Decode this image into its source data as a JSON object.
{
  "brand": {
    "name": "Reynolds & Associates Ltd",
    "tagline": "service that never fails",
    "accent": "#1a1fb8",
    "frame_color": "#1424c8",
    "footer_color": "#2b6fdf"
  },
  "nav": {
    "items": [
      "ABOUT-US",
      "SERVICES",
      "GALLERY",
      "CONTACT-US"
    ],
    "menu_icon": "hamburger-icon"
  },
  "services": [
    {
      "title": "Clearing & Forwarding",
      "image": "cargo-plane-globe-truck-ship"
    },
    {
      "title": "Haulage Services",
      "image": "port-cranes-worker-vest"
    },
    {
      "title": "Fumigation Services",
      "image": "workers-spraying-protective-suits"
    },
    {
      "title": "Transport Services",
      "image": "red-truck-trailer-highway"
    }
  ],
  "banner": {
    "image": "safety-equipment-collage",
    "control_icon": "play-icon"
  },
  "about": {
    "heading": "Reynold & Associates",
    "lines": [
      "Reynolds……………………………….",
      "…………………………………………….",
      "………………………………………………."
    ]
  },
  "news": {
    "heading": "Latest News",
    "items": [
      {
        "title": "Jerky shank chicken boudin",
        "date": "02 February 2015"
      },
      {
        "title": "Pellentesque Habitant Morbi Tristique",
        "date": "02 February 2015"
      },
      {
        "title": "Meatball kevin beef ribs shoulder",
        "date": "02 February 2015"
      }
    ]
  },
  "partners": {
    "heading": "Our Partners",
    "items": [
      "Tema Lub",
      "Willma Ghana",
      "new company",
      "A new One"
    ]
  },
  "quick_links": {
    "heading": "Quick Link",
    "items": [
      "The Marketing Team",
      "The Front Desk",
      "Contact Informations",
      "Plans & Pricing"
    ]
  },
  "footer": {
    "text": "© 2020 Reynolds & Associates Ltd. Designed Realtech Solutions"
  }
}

▸ Goal:
Set down the entries verbatim, leaving none out.

▸ Answer to this problem:
Decode this image into its source data as a JSON object.
{
  "brand": {
    "name": "Reynolds & Associates Ltd",
    "tagline": "service that never fails",
    "accent": "#1a1fb8",
    "frame_color": "#1424c8",
    "footer_color": "#2b6fdf"
  },
  "nav": {
    "items": [
      "ABOUT-US",
      "SERVICES",
      "GALLERY",
      "CONTACT-US"
    ],
    "menu_icon": "hamburger-icon"
  },
  "services": [
    {
      "title": "Clearing & Forwarding",
      "image": "cargo-plane-globe-truck-ship"
    },
    {
      "title": "Haulage Services",
      "image": "port-cranes-worker-vest"
    },
    {
      "title": "Fumigation Services",
      "image": "workers-spraying-protective-suits"
    },
    {
      "title": "Transport Services",
      "image": "red-truck-trailer-highway"
    }
  ],
  "banner": {
    "image": "safety-equipment-collage",
    "control_icon": "play-icon"
  },
  "about": {
    "heading": "Reynold & Associates",
    "lines": [
      "Reynolds……………………………….",
      "…………………………………………….",
      "………………………………………………."
    ]
  },
  "news": {
    "heading": "Latest News",
    "items": [
      {
        "title": "Jerky shank chicken boudin",
        "date": "02 February 2015"
      },
      {
        "title": "Pellentesque Habitant Morbi Tristique",
        "date": "02 February 2015"
      },
      {
        "title": "Meatball kevin beef ribs shoulder",
        "date": "02 February 2015"
      }
    ]
  },
  "partners": {
    "heading": "Our Partners",
    "items": [
      "Tema Lub",
      "Willma Ghana",
      "new company",
      "A new One"
    ]
  },
  "quick_links": {
    "heading": "Quick Link",
    "items": [
      "The Marketing Team",
      "The Front Desk",
      "Contact Informations",
      "Plans & Pricing"
    ]
  },
  "footer": {
    "text": "© 2020 Reynolds & Associates Ltd. Designed Realtech Solutions"
  }
}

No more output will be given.